Challenge
Below are the entries; count the lines in them that contain the word "JSON" and give only the number.

─── Dataset extract

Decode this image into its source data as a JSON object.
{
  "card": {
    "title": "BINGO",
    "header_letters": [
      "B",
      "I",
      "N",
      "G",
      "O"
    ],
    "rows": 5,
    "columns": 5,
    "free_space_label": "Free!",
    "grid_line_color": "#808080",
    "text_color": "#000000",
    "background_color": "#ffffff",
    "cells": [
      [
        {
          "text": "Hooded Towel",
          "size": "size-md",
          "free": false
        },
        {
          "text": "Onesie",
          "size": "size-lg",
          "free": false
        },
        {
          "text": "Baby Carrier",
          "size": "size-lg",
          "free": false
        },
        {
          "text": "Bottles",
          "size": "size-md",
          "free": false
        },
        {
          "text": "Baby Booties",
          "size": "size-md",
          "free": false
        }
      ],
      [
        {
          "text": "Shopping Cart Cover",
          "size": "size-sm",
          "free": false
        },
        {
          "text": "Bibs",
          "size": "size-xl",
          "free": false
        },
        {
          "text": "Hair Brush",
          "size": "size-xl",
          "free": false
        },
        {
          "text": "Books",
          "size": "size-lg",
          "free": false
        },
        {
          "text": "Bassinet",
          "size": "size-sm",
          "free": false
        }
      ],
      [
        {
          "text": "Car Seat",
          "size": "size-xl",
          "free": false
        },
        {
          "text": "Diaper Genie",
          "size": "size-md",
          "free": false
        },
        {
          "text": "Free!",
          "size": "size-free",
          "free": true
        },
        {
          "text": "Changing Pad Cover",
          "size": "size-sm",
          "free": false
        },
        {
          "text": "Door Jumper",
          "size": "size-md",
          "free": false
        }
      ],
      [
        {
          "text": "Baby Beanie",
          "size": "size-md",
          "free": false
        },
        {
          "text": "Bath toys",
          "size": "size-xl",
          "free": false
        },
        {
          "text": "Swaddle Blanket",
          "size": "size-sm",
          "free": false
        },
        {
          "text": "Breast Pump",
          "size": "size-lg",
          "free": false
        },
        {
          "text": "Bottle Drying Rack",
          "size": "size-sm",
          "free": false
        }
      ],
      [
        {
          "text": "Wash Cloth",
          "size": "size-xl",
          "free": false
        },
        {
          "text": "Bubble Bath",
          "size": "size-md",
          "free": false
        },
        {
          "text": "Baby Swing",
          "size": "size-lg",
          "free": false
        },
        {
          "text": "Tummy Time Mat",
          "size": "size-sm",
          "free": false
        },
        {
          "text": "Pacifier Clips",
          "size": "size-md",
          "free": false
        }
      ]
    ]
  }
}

──────
─── Dataset extract

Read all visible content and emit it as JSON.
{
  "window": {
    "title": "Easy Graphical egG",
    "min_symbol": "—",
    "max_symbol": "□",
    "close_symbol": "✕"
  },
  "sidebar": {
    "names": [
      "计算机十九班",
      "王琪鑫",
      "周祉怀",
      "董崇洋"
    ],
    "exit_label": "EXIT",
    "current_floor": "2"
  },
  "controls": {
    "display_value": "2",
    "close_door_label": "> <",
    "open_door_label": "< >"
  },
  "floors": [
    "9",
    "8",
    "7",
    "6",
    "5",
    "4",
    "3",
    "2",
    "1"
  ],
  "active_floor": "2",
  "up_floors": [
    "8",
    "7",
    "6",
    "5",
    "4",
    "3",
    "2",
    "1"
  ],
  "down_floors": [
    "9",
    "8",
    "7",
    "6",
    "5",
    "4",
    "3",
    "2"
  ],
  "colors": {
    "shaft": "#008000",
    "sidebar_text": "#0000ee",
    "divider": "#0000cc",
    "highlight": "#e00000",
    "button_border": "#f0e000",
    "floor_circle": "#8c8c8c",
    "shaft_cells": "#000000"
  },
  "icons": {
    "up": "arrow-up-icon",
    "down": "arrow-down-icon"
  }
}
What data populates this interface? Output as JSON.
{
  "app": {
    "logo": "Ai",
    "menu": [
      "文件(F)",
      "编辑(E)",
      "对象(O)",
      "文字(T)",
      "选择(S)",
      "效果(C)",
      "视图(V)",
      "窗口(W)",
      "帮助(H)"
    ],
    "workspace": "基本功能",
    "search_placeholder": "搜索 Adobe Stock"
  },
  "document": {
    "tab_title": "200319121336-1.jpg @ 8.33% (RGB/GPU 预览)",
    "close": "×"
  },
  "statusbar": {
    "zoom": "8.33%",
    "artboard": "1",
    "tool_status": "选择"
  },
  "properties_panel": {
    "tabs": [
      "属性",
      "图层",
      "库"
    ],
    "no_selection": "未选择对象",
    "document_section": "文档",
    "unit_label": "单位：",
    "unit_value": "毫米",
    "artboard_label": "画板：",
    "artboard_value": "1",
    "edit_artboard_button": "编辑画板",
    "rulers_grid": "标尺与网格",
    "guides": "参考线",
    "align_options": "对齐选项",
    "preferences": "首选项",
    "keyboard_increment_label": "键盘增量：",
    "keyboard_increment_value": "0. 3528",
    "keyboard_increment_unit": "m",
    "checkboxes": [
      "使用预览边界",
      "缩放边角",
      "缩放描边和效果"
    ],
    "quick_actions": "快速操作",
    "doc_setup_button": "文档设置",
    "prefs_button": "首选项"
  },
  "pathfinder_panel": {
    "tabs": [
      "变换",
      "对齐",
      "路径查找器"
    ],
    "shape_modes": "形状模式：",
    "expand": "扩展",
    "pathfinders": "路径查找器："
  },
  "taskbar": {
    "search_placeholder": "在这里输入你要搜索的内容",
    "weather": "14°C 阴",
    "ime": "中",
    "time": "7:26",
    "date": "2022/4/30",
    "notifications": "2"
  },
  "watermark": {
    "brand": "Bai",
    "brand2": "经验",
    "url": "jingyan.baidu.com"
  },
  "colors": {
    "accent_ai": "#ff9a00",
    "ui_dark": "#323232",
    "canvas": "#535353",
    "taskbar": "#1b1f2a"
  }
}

──────

Output of the task
3